:: Dataset ::
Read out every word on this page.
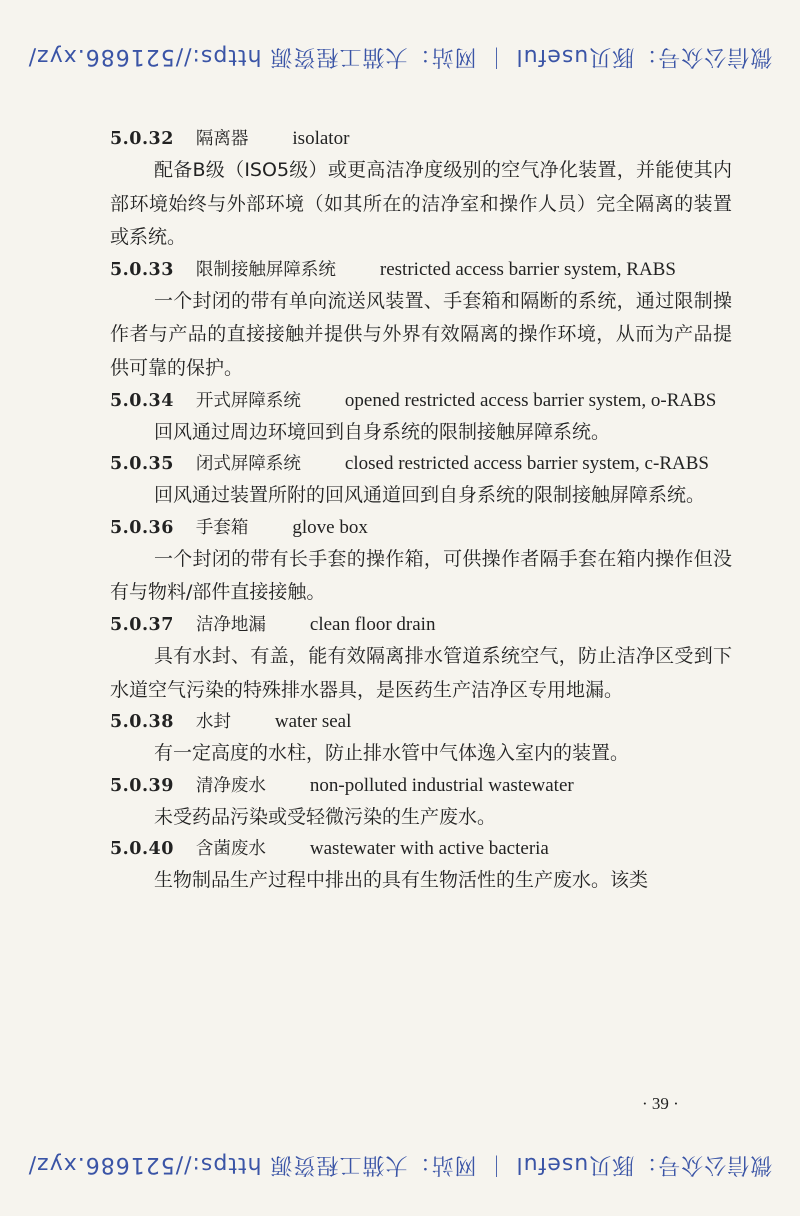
微信公众号：豚贝useful ｜ 网站：大猫工程资源 https://521686.xyz/

5.0.32 隔离器 isolator

配备B级（ISO5级）或更高洁净度级别的空气净化装置，并能使其内部环境始终与外部环境（如其所在的洁净室和操作人员）完全隔离的装置或系统。

5.0.33 限制接触屏障系统 restricted access barrier system, RABS

一个封闭的带有单向流送风装置、手套箱和隔断的系统，通过限制操作者与产品的直接接触并提供与外界有效隔离的操作环境，从而为产品提供可靠的保护。

5.0.34 开式屏障系统 opened restricted access barrier system, o-RABS

回风通过周边环境回到自身系统的限制接触屏障系统。

5.0.35 闭式屏障系统 closed restricted access barrier system, c-RABS

回风通过装置所附的回风通道回到自身系统的限制接触屏障系统。

5.0.36 手套箱 glove box

一个封闭的带有长手套的操作箱，可供操作者隔手套在箱内操作但没有与物料/部件直接接触。

5.0.37 洁净地漏 clean floor drain

具有水封、有盖，能有效隔离排水管道系统空气，防止洁净区受到下水道空气污染的特殊排水器具，是医药生产洁净区专用地漏。

5.0.38 水封 water seal

有一定高度的水柱，防止排水管中气体逸入室内的装置。

5.0.39 清净废水 non-polluted industrial wastewater

未受药品污染或受轻微污染的生产废水。

5.0.40 含菌废水 wastewater with active bacteria

生物制品生产过程中排出的具有生物活性的生产废水。该类

· 39 ·
微信公众号：豚贝useful ｜ 网站：大猫工程资源 https://521686.xyz/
:::
What you have to do – Would you set down the entries exactly as given, minus their pictures?

Reply to the task –
Read out every word on this page.
微信公众号：豚贝useful ｜ 网站：大猫工程资源 https://521686.xyz/

5.0.32 隔离器 isolator

配备B级（ISO5级）或更高洁净度级别的空气净化装置，并能使其内部环境始终与外部环境（如其所在的洁净室和操作人员）完全隔离的装置或系统。

5.0.33 限制接触屏障系统 restricted access barrier system, RABS

一个封闭的带有单向流送风装置、手套箱和隔断的系统，通过限制操作者与产品的直接接触并提供与外界有效隔离的操作环境，从而为产品提供可靠的保护。

5.0.34 开式屏障系统 opened restricted access barrier system, o-RABS

回风通过周边环境回到自身系统的限制接触屏障系统。

5.0.35 闭式屏障系统 closed restricted access barrier system, c-RABS

回风通过装置所附的回风通道回到自身系统的限制接触屏障系统。

5.0.36 手套箱 glove box

一个封闭的带有长手套的操作箱，可供操作者隔手套在箱内操作但没有与物料/部件直接接触。

5.0.37 洁净地漏 clean floor drain

具有水封、有盖，能有效隔离排水管道系统空气，防止洁净区受到下水道空气污染的特殊排水器具，是医药生产洁净区专用地漏。

5.0.38 水封 water seal

有一定高度的水柱，防止排水管中气体逸入室内的装置。

5.0.39 清净废水 non-polluted industrial wastewater

未受药品污染或受轻微污染的生产废水。

5.0.40 含菌废水 wastewater with active bacteria

生物制品生产过程中排出的具有生物活性的生产废水。该类

· 39 ·
微信公众号：豚贝useful ｜ 网站：大猫工程资源 https://521686.xyz/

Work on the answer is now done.